- [Provided records]:
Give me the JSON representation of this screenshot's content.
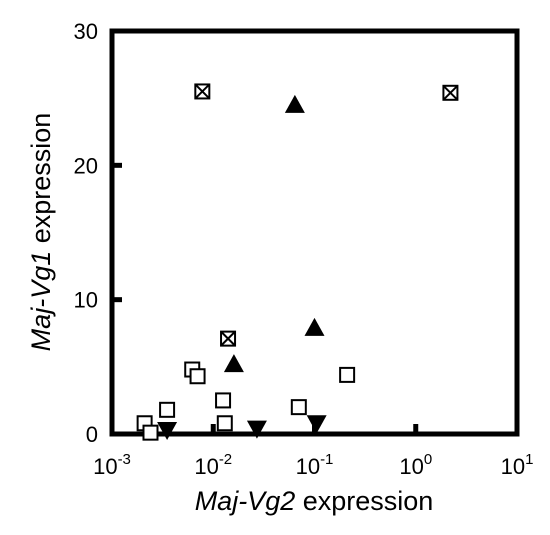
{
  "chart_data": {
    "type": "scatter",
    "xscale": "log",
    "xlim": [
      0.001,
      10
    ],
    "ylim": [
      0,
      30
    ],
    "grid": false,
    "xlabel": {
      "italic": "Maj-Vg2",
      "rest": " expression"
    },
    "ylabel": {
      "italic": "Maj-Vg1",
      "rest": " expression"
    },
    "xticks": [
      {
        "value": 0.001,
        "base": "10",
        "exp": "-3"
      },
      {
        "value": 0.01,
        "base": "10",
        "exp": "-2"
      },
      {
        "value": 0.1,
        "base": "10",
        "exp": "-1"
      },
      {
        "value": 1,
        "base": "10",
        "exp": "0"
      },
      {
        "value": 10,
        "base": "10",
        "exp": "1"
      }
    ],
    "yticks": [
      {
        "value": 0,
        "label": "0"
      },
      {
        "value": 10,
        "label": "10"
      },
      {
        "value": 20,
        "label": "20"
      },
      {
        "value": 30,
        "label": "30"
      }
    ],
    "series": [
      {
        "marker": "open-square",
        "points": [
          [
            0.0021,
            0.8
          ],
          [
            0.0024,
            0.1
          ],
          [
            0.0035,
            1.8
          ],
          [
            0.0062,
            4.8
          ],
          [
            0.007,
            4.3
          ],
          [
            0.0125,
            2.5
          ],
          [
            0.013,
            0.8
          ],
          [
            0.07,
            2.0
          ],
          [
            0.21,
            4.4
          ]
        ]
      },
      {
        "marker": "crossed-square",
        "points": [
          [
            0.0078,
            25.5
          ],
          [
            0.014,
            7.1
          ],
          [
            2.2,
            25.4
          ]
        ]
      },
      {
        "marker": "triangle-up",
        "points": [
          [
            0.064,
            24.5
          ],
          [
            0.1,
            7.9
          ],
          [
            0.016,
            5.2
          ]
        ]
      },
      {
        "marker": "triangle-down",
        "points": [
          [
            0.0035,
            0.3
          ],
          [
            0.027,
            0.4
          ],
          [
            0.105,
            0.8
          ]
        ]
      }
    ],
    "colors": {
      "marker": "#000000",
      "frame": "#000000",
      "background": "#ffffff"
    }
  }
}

==

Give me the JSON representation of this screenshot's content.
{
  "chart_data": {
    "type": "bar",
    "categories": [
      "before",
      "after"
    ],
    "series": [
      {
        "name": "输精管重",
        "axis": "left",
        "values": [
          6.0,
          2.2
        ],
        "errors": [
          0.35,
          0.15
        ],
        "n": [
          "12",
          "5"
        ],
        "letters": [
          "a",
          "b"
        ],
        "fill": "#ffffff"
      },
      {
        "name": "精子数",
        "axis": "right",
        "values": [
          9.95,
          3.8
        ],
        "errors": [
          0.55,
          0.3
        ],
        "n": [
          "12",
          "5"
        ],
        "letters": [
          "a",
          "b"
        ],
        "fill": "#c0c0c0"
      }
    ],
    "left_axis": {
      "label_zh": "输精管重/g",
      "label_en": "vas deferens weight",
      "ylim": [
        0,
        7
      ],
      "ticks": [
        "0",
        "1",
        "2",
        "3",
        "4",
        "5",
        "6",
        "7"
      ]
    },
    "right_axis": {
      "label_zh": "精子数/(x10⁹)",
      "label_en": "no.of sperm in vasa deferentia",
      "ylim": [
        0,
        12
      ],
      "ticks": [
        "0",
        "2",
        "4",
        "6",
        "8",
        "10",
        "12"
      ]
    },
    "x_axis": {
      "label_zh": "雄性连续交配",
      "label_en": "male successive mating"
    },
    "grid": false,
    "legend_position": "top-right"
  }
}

- [Prompt]: Lines containing the word "triangle" are to be tallied; report only the total.

- [Written response]: 2